--- Structured figure records ---
— START —

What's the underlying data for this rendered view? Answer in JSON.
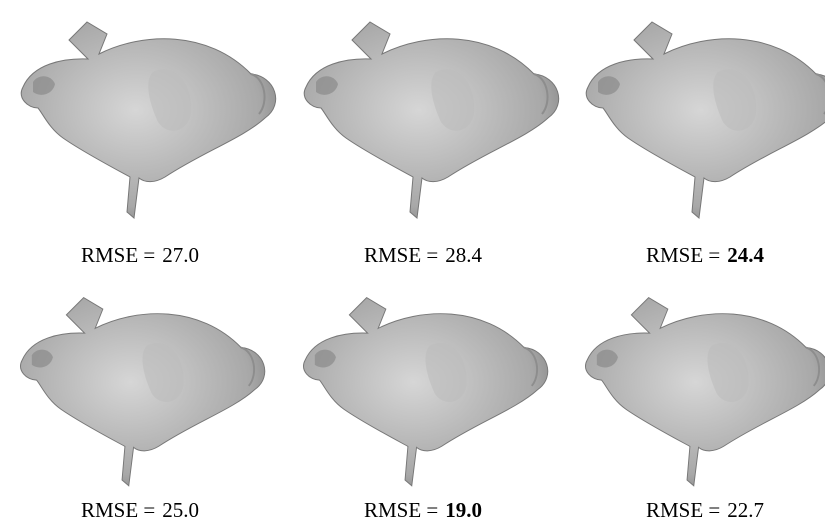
{
  "panels": [
    {
      "label": "RMSE =",
      "value": "27.0",
      "bold": false
    },
    {
      "label": "RMSE =",
      "value": "28.4",
      "bold": false
    },
    {
      "label": "RMSE =",
      "value": "24.4",
      "bold": true
    },
    {
      "label": "RMSE =",
      "value": "25.0",
      "bold": false
    },
    {
      "label": "RMSE =",
      "value": "19.0",
      "bold": true
    },
    {
      "label": "RMSE =",
      "value": "22.7",
      "bold": false
    }
  ]
}
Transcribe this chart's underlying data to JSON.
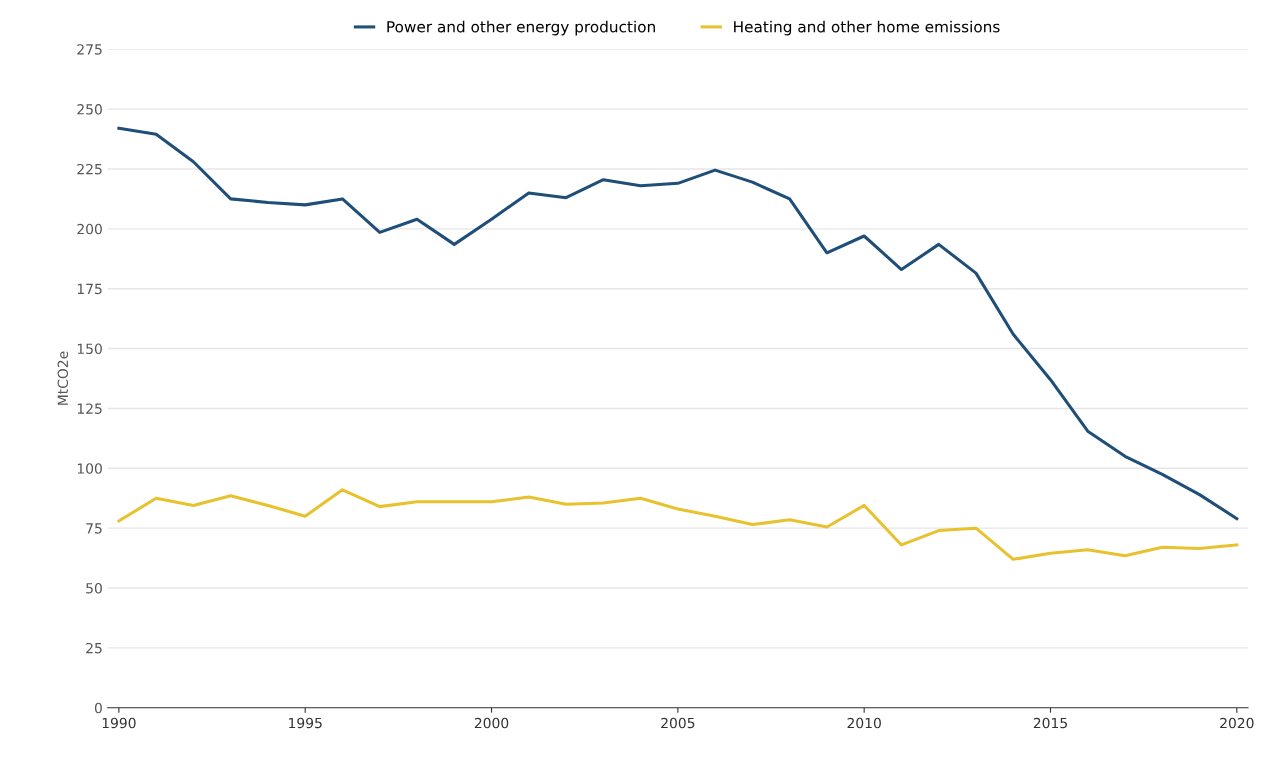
{
  "chart_data": {
    "type": "line",
    "ylabel": "MtCO2e",
    "x": [
      1990,
      1991,
      1992,
      1993,
      1994,
      1995,
      1996,
      1997,
      1998,
      1999,
      2000,
      2001,
      2002,
      2003,
      2004,
      2005,
      2006,
      2007,
      2008,
      2009,
      2010,
      2011,
      2012,
      2013,
      2014,
      2015,
      2016,
      2017,
      2018,
      2019,
      2020
    ],
    "series": [
      {
        "name": "Power and other energy production",
        "color": "#1f4e79",
        "values": [
          242,
          239.5,
          228,
          212.5,
          211,
          210,
          212.5,
          198.5,
          204,
          193.5,
          204,
          215,
          213,
          220.5,
          218,
          219,
          224.5,
          219.5,
          212.5,
          190,
          197,
          183,
          193.5,
          181.5,
          156,
          137,
          115.5,
          105,
          97.5,
          89,
          79
        ]
      },
      {
        "name": "Heating and other home emissions",
        "color": "#e8c22e",
        "values": [
          78,
          87.5,
          84.5,
          88.5,
          84.5,
          80,
          91,
          84,
          86,
          86,
          86,
          88,
          85,
          85.5,
          87.5,
          83,
          80,
          76.5,
          78.5,
          75.5,
          84.5,
          68,
          74,
          75,
          62,
          64.5,
          66,
          63.5,
          67,
          66.5,
          68
        ]
      }
    ],
    "xlim": [
      1989.7,
      2020.3
    ],
    "xticks": [
      1990,
      1995,
      2000,
      2005,
      2010,
      2015,
      2020
    ],
    "ylim": [
      0,
      275
    ],
    "yticks": [
      0,
      25,
      50,
      75,
      100,
      125,
      150,
      175,
      200,
      225,
      250,
      275
    ],
    "grid": "y",
    "legend": "top",
    "marker": "none",
    "line_style": "solid"
  }
}
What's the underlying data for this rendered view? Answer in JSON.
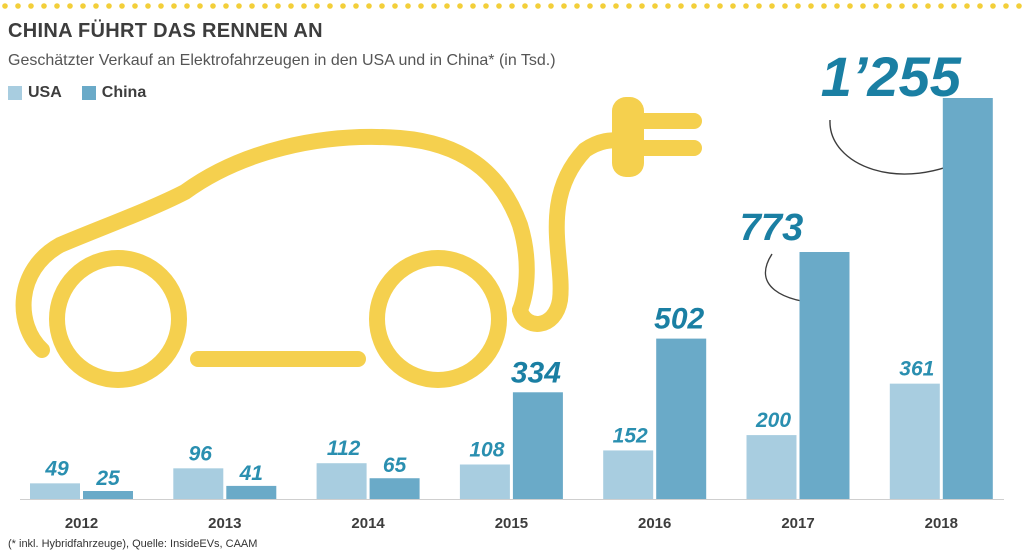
{
  "title": "CHINA FÜHRT DAS RENNEN AN",
  "subtitle": "Geschätzter Verkauf an Elektrofahrzeugen in den USA und in China* (in Tsd.)",
  "source": "(* inkl. Hybridfahrzeuge), Quelle: InsideEVs, CAAM",
  "colors": {
    "usa": "#a8cde0",
    "china": "#6aaac8",
    "label_small": "#2a8fb0",
    "label_big": "#1a7fa3",
    "axis_text": "#3d3d3d",
    "accent_yellow": "#f5d04e",
    "dots": "#f3cf3a"
  },
  "decoration": {
    "car_icon": "car-plug-icon"
  },
  "chart_data": {
    "type": "bar",
    "categories": [
      "2012",
      "2013",
      "2014",
      "2015",
      "2016",
      "2017",
      "2018"
    ],
    "series": [
      {
        "name": "USA",
        "values": [
          49,
          96,
          112,
          108,
          152,
          200,
          361
        ],
        "value_labels": [
          "49",
          "96",
          "112",
          "108",
          "152",
          "200",
          "361"
        ]
      },
      {
        "name": "China",
        "values": [
          25,
          41,
          65,
          334,
          502,
          773,
          1255
        ],
        "value_labels": [
          "25",
          "41",
          "65",
          "334",
          "502",
          "773",
          "1’255"
        ]
      }
    ],
    "ylim": [
      0,
      1255
    ],
    "grid": false,
    "legend": "top-left"
  }
}
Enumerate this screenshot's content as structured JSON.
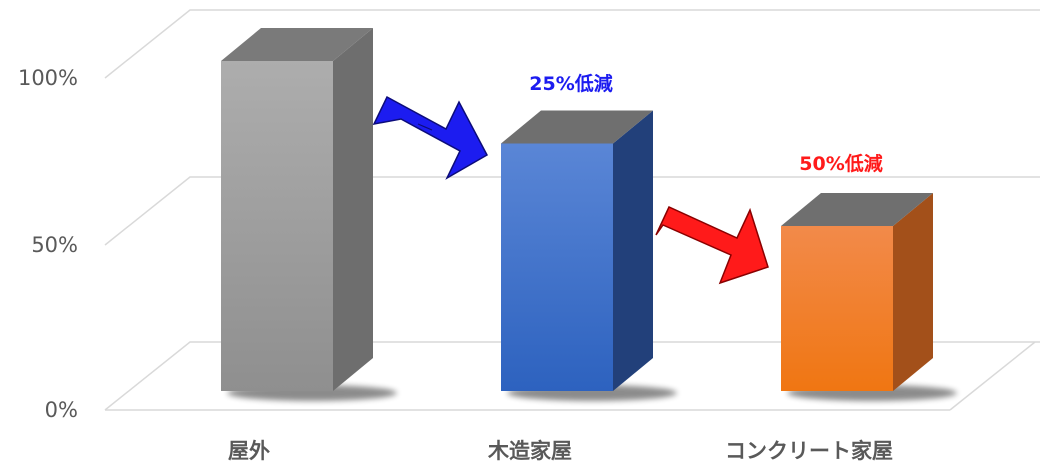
{
  "chart_data": {
    "type": "bar",
    "categories": [
      "屋外",
      "木造家屋",
      "コンクリート家屋"
    ],
    "values": [
      100,
      75,
      50
    ],
    "ylim": [
      0,
      100
    ],
    "yticks": [
      "0%",
      "50%",
      "100%"
    ],
    "grid": true,
    "colors": [
      "#9e9e9e",
      "#3a6fc8",
      "#f07a22"
    ],
    "annotations": [
      {
        "text": "25%低減",
        "color": "#1c1cf0",
        "arrow_color": "#1c1cf0"
      },
      {
        "text": "50%低減",
        "color": "#ff1a1a",
        "arrow_color": "#ff1a1a"
      }
    ]
  }
}
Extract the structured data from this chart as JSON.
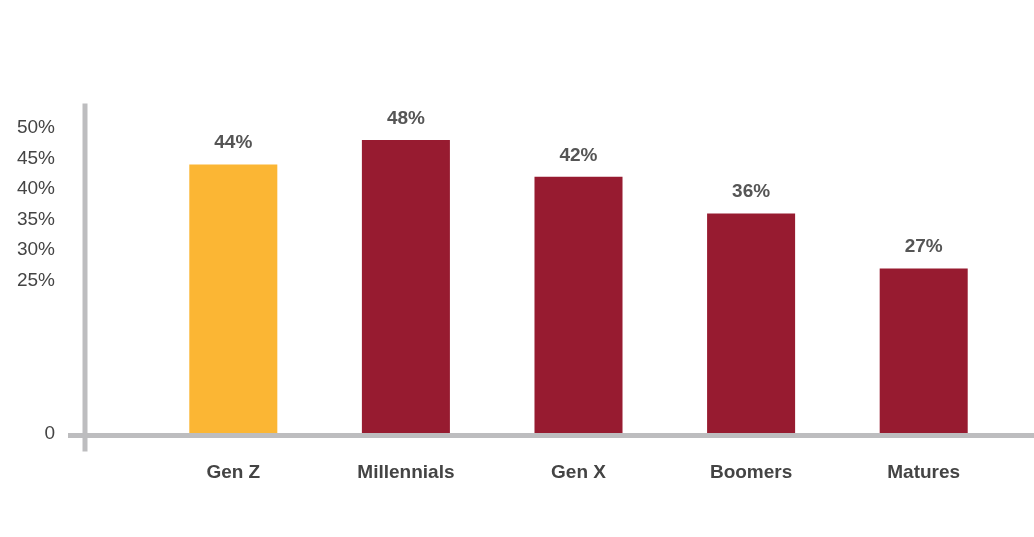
{
  "chart_data": {
    "type": "bar",
    "categories": [
      "Gen Z",
      "Millennials",
      "Gen X",
      "Boomers",
      "Matures"
    ],
    "values": [
      44,
      48,
      42,
      36,
      27
    ],
    "colors": [
      "#fbb634",
      "#971b30",
      "#971b30",
      "#971b30",
      "#971b30"
    ],
    "ylim": [
      0,
      54
    ],
    "yticks": [
      0,
      {
        "value": 25,
        "label": "25%"
      },
      {
        "value": 30,
        "label": "30%"
      },
      {
        "value": 35,
        "label": "35%"
      },
      {
        "value": 40,
        "label": "40%"
      },
      {
        "value": 45,
        "label": "45%"
      },
      {
        "value": 50,
        "label": "50%"
      }
    ],
    "value_labels": [
      "44%",
      "48%",
      "42%",
      "36%",
      "27%"
    ],
    "grid": false,
    "legend": false
  }
}
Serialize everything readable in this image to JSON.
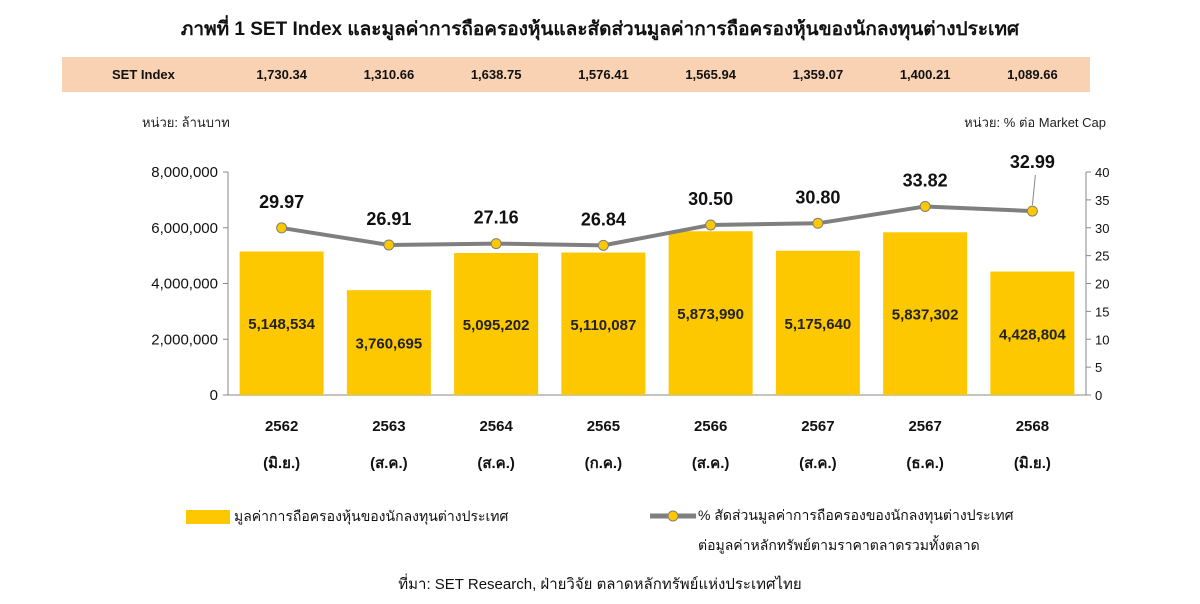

— END —

Copy every record above exactly, leaving out the pictures.

--- Exercise output ---
What's the underlying data for this rendered view? Answer in JSON.
{
  "panels": [
    {
      "label": "RMSE =",
      "value": "27.0",
      "bold": false
    },
    {
      "label": "RMSE =",
      "value": "28.4",
      "bold": false
    },
    {
      "label": "RMSE =",
      "value": "24.4",
      "bold": true
    },
    {
      "label": "RMSE =",
      "value": "25.0",
      "bold": false
    },
    {
      "label": "RMSE =",
      "value": "19.0",
      "bold": true
    },
    {
      "label": "RMSE =",
      "value": "22.7",
      "bold": false
    }
  ]
}
Transcribe this chart's underlying data to JSON.
{
  "chart_data": {
    "type": "line",
    "ylabel": "MtCO2e",
    "x": [
      1990,
      1991,
      1992,
      1993,
      1994,
      1995,
      1996,
      1997,
      1998,
      1999,
      2000,
      2001,
      2002,
      2003,
      2004,
      2005,
      2006,
      2007,
      2008,
      2009,
      2010,
      2011,
      2012,
      2013,
      2014,
      2015,
      2016,
      2017,
      2018,
      2019,
      2020
    ],
    "series": [
      {
        "name": "Power and other energy production",
        "color": "#1f4e79",
        "values": [
          242,
          239.5,
          228,
          212.5,
          211,
          210,
          212.5,
          198.5,
          204,
          193.5,
          204,
          215,
          213,
          220.5,
          218,
          219,
          224.5,
          219.5,
          212.5,
          190,
          197,
          183,
          193.5,
          181.5,
          156,
          137,
          115.5,
          105,
          97.5,
          89,
          79
        ]
      },
      {
        "name": "Heating and other home emissions",
        "color": "#e8c22e",
        "values": [
          78,
          87.5,
          84.5,
          88.5,
          84.5,
          80,
          91,
          84,
          86,
          86,
          86,
          88,
          85,
          85.5,
          87.5,
          83,
          80,
          76.5,
          78.5,
          75.5,
          84.5,
          68,
          74,
          75,
          62,
          64.5,
          66,
          63.5,
          67,
          66.5,
          68
        ]
      }
    ],
    "xlim": [
      1989.7,
      2020.3
    ],
    "xticks": [
      1990,
      1995,
      2000,
      2005,
      2010,
      2015,
      2020
    ],
    "ylim": [
      0,
      275
    ],
    "yticks": [
      0,
      25,
      50,
      75,
      100,
      125,
      150,
      175,
      200,
      225,
      250,
      275
    ],
    "grid": "y",
    "legend": "top",
    "marker": "none",
    "line_style": "solid"
  }
}
What's the underlying data for this rendered view? Answer in JSON.
{
  "title": "CHINA FÜHRT DAS RENNEN AN",
  "subtitle": "Geschätzter Verkauf an Elektrofahrzeugen in den USA und in China* (in Tsd.)",
  "source": "(* inkl. Hybridfahrzeuge), Quelle: InsideEVs, CAAM",
  "colors": {
    "usa": "#a8cde0",
    "china": "#6aaac8",
    "label_small": "#2a8fb0",
    "label_big": "#1a7fa3",
    "axis_text": "#3d3d3d",
    "accent_yellow": "#f5d04e",
    "dots": "#f3cf3a"
  },
  "decoration": {
    "car_icon": "car-plug-icon"
  },
  "chart_data": {
    "type": "bar",
    "categories": [
      "2012",
      "2013",
      "2014",
      "2015",
      "2016",
      "2017",
      "2018"
    ],
    "series": [
      {
        "name": "USA",
        "values": [
          49,
          96,
          112,
          108,
          152,
          200,
          361
        ],
        "value_labels": [
          "49",
          "96",
          "112",
          "108",
          "152",
          "200",
          "361"
        ]
      },
      {
        "name": "China",
        "values": [
          25,
          41,
          65,
          334,
          502,
          773,
          1255
        ],
        "value_labels": [
          "25",
          "41",
          "65",
          "334",
          "502",
          "773",
          "1’255"
        ]
      }
    ],
    "ylim": [
      0,
      1255
    ],
    "grid": false,
    "legend": "top-left"
  }
}
Enumerate this screenshot's content as structured JSON.
{
  "chart_data": {
    "type": "bar",
    "categories": [
      "屋外",
      "木造家屋",
      "コンクリート家屋"
    ],
    "values": [
      100,
      75,
      50
    ],
    "ylim": [
      0,
      100
    ],
    "yticks": [
      "0%",
      "50%",
      "100%"
    ],
    "grid": true,
    "colors": [
      "#9e9e9e",
      "#3a6fc8",
      "#f07a22"
    ],
    "annotations": [
      {
        "text": "25%低減",
        "color": "#1c1cf0",
        "arrow_color": "#1c1cf0"
      },
      {
        "text": "50%低減",
        "color": "#ff1a1a",
        "arrow_color": "#ff1a1a"
      }
    ]
  }
}
Extract the structured data from this chart as JSON.
{
  "chart_data": {
    "type": "bar",
    "categories": [
      "Gen Z",
      "Millennials",
      "Gen X",
      "Boomers",
      "Matures"
    ],
    "values": [
      44,
      48,
      42,
      36,
      27
    ],
    "colors": [
      "#fbb634",
      "#971b30",
      "#971b30",
      "#971b30",
      "#971b30"
    ],
    "ylim": [
      0,
      54
    ],
    "yticks": [
      0,
      {
        "value": 25,
        "label": "25%"
      },
      {
        "value": 30,
        "label": "30%"
      },
      {
        "value": 35,
        "label": "35%"
      },
      {
        "value": 40,
        "label": "40%"
      },
      {
        "value": 45,
        "label": "45%"
      },
      {
        "value": 50,
        "label": "50%"
      }
    ],
    "value_labels": [
      "44%",
      "48%",
      "42%",
      "36%",
      "27%"
    ],
    "grid": false,
    "legend": false
  }
}
Serialize everything readable in this image to JSON.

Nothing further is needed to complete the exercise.